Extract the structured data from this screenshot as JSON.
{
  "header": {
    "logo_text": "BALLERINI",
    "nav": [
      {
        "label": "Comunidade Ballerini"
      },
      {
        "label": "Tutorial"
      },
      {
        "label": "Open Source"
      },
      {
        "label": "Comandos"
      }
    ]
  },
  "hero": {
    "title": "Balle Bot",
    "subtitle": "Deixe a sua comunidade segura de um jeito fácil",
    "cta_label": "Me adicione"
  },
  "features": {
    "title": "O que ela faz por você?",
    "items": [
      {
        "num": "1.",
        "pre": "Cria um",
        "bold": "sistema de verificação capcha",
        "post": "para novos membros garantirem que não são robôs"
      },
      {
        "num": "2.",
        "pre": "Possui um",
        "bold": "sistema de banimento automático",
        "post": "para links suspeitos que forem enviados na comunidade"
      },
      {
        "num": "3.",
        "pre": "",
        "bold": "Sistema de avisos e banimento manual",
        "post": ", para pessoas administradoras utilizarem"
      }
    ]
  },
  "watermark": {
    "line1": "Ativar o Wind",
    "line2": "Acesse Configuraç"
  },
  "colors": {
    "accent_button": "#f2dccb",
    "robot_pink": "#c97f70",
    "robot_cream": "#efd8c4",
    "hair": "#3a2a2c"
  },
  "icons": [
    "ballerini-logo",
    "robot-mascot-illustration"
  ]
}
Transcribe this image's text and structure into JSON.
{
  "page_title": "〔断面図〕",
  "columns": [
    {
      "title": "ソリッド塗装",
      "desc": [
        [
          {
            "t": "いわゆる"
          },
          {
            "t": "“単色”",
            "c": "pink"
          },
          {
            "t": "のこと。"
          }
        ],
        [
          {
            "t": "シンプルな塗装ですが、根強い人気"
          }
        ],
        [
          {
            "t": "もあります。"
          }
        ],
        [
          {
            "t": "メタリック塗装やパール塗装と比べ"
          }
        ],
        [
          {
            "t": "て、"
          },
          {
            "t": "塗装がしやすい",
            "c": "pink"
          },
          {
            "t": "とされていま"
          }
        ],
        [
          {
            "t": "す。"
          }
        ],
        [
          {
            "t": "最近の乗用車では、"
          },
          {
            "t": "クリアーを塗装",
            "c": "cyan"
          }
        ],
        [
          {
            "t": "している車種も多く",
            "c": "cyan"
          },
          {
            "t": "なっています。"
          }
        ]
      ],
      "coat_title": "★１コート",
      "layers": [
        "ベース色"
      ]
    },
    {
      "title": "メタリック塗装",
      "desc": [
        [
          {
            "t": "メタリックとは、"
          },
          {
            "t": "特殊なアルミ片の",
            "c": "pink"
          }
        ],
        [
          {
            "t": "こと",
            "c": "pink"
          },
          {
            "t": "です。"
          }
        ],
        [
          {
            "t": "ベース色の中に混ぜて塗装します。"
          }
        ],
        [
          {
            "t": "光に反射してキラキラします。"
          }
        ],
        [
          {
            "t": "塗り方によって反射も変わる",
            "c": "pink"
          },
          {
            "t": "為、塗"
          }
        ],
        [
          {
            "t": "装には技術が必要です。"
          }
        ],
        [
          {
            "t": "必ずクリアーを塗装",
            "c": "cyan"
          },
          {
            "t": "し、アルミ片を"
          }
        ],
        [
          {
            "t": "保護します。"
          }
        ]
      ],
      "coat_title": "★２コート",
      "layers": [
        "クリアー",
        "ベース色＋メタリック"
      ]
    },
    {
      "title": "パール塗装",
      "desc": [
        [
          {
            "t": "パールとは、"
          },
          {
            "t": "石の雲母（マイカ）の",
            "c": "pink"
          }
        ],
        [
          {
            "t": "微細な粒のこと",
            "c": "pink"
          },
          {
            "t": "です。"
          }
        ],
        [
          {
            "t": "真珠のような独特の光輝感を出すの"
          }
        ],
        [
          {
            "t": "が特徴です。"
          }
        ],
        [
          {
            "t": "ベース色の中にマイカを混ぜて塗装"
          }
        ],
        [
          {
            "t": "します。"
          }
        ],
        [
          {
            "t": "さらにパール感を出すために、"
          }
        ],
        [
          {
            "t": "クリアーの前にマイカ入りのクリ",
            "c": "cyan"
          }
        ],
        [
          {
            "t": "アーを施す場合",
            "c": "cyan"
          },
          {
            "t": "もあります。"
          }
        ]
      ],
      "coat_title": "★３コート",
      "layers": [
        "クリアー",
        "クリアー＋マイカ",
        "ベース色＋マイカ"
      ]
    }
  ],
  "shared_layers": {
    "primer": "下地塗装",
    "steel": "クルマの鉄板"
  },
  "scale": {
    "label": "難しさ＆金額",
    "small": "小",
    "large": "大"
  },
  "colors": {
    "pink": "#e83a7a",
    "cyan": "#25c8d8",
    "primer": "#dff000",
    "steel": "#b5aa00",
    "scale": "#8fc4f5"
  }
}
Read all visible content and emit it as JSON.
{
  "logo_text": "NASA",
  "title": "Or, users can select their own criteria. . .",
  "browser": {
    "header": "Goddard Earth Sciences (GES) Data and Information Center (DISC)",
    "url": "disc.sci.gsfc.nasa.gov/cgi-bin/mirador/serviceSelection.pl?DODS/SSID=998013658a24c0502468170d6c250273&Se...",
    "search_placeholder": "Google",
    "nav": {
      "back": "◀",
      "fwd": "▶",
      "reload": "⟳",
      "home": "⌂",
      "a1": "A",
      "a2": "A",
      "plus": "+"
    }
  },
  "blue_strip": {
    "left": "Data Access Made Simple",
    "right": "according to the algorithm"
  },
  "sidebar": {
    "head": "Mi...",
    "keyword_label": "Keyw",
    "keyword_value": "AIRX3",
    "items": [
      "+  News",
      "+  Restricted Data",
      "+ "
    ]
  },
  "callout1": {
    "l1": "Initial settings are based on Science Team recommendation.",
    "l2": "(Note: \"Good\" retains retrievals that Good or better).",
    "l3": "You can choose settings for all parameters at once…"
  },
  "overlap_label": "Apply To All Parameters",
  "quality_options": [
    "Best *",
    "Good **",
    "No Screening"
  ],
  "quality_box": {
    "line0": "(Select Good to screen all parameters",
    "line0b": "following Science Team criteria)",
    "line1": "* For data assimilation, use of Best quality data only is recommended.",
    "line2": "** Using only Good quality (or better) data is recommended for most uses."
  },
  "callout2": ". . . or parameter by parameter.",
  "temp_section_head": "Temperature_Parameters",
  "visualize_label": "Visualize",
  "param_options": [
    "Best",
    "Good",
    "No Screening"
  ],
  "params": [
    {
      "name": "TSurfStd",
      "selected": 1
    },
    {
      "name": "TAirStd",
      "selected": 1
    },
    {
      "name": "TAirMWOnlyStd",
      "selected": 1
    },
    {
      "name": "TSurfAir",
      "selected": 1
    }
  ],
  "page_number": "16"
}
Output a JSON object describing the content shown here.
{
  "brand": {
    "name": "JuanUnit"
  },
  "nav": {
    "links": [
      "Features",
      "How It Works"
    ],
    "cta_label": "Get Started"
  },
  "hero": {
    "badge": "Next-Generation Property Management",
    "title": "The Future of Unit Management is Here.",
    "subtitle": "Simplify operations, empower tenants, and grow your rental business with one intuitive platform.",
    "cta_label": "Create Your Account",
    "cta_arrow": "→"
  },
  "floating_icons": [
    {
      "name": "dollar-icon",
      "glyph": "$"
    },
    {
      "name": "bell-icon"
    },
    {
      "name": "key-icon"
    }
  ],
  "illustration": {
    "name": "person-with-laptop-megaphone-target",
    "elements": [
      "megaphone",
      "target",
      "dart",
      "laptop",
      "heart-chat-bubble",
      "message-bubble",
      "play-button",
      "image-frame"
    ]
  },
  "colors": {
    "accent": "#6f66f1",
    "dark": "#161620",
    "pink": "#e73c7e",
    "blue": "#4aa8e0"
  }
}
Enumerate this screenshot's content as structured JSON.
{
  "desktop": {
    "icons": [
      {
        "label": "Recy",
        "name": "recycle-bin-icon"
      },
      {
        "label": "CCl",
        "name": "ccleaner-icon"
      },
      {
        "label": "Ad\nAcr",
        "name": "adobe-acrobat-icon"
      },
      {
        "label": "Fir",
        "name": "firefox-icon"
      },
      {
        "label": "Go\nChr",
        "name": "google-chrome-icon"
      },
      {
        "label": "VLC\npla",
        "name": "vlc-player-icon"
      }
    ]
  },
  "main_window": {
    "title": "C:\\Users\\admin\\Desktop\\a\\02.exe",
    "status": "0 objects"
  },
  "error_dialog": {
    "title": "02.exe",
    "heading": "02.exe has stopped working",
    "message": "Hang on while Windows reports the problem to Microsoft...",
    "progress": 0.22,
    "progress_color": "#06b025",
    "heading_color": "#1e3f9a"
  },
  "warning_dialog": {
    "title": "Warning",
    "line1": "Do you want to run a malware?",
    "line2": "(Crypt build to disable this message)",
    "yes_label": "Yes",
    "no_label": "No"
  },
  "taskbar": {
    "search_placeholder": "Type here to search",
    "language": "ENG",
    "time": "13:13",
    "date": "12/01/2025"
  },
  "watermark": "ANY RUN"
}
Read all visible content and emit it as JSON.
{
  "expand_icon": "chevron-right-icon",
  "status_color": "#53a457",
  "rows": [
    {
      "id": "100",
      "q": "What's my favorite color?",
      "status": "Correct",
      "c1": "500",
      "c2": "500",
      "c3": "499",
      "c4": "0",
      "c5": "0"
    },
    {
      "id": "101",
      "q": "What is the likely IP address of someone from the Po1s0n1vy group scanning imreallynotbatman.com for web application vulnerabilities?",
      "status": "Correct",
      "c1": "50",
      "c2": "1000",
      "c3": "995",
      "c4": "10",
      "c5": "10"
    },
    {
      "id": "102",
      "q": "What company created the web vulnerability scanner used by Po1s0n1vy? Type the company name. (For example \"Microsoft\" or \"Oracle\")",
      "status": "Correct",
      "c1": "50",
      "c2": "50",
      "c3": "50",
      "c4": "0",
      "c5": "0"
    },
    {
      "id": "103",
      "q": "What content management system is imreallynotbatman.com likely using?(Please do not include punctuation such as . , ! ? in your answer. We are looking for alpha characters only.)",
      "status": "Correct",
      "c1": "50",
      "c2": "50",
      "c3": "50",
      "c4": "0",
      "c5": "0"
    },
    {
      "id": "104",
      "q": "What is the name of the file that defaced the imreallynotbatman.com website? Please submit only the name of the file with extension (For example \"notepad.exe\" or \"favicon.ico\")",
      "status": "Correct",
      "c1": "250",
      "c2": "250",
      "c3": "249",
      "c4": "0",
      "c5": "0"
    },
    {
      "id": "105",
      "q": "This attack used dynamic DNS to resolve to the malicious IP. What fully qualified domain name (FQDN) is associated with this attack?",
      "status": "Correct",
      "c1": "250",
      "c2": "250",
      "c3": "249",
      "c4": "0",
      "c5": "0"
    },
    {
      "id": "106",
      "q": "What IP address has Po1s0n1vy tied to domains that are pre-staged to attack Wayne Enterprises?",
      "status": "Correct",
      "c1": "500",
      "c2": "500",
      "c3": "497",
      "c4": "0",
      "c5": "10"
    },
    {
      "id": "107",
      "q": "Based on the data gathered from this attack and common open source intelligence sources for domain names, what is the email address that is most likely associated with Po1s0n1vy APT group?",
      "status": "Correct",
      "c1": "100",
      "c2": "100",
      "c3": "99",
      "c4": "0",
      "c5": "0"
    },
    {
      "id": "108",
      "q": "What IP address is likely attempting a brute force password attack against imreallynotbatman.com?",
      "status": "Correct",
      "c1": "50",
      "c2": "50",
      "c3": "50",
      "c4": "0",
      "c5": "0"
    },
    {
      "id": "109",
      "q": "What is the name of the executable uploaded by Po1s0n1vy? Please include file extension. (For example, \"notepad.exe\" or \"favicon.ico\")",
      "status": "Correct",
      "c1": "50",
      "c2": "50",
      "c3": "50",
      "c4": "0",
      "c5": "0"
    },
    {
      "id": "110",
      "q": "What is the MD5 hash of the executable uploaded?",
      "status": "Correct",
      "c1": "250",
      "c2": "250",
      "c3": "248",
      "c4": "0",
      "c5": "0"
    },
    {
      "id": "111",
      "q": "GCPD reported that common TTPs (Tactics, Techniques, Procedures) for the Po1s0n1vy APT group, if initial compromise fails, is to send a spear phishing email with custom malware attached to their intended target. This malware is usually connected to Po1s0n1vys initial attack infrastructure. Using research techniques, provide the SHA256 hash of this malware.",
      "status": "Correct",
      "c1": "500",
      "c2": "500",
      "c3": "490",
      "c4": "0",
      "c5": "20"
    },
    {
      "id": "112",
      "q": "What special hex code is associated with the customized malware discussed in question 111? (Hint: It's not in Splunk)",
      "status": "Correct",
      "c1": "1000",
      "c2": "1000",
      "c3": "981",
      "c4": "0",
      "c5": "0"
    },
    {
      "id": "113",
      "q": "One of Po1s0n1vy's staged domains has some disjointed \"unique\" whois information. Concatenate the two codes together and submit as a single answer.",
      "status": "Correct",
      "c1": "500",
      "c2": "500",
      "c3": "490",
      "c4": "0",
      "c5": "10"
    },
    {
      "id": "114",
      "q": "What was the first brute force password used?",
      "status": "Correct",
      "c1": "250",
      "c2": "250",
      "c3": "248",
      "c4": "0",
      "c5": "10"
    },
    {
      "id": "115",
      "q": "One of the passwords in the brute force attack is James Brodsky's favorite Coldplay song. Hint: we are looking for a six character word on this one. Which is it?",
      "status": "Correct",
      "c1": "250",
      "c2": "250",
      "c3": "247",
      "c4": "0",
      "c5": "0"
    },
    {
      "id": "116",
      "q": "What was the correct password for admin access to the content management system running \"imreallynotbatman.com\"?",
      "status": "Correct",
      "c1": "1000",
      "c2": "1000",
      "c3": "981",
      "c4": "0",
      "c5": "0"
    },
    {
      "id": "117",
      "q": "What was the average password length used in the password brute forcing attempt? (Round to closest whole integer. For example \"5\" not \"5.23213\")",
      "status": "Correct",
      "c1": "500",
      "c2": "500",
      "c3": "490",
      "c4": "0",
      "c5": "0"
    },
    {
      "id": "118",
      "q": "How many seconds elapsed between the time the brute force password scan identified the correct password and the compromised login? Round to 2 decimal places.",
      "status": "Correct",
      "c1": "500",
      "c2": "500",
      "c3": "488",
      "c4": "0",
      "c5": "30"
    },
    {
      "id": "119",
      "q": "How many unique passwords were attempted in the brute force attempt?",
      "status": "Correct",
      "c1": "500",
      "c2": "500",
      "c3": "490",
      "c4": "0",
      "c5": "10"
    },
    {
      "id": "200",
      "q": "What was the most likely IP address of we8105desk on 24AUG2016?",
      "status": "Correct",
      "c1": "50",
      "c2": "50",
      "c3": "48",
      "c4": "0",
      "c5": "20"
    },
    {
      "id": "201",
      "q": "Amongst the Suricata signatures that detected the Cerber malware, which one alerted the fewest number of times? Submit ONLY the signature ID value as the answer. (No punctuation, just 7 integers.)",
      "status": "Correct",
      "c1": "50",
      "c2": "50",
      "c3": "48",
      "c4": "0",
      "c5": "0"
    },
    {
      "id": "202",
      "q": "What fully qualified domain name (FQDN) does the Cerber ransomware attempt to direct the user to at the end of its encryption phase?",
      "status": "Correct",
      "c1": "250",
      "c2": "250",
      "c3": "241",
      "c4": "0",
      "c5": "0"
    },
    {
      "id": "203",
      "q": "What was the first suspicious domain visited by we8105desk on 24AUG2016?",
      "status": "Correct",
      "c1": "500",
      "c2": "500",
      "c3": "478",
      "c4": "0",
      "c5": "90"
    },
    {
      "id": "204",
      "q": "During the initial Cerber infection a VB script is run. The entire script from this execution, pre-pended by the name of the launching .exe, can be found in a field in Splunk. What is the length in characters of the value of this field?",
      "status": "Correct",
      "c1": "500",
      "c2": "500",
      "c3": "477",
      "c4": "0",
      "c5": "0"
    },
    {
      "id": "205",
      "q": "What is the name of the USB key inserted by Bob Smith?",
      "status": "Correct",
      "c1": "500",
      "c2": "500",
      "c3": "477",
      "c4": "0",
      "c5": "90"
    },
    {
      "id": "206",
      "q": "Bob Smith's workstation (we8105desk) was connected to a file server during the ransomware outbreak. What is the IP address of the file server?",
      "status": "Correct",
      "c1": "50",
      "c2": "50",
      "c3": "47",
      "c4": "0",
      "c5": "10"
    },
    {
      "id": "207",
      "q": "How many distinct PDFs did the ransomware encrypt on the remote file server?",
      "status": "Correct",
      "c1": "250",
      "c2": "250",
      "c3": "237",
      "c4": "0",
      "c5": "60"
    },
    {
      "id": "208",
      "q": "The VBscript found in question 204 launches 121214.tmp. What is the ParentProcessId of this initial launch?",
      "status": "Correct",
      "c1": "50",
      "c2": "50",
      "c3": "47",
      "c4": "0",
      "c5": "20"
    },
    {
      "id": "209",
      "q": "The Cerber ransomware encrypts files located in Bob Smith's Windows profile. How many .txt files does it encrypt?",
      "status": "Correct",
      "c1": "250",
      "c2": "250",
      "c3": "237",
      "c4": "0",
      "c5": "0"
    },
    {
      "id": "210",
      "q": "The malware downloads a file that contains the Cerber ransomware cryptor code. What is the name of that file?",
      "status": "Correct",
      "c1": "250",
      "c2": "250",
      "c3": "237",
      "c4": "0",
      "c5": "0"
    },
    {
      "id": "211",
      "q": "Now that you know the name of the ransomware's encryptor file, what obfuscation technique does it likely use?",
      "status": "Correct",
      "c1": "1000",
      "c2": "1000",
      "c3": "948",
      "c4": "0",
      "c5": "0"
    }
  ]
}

* Written problem *
Each line in the listing above that contains "illustration" should be copied.

* Output for this exercise *
    "robot-mascot-illustration"
  "illustration": {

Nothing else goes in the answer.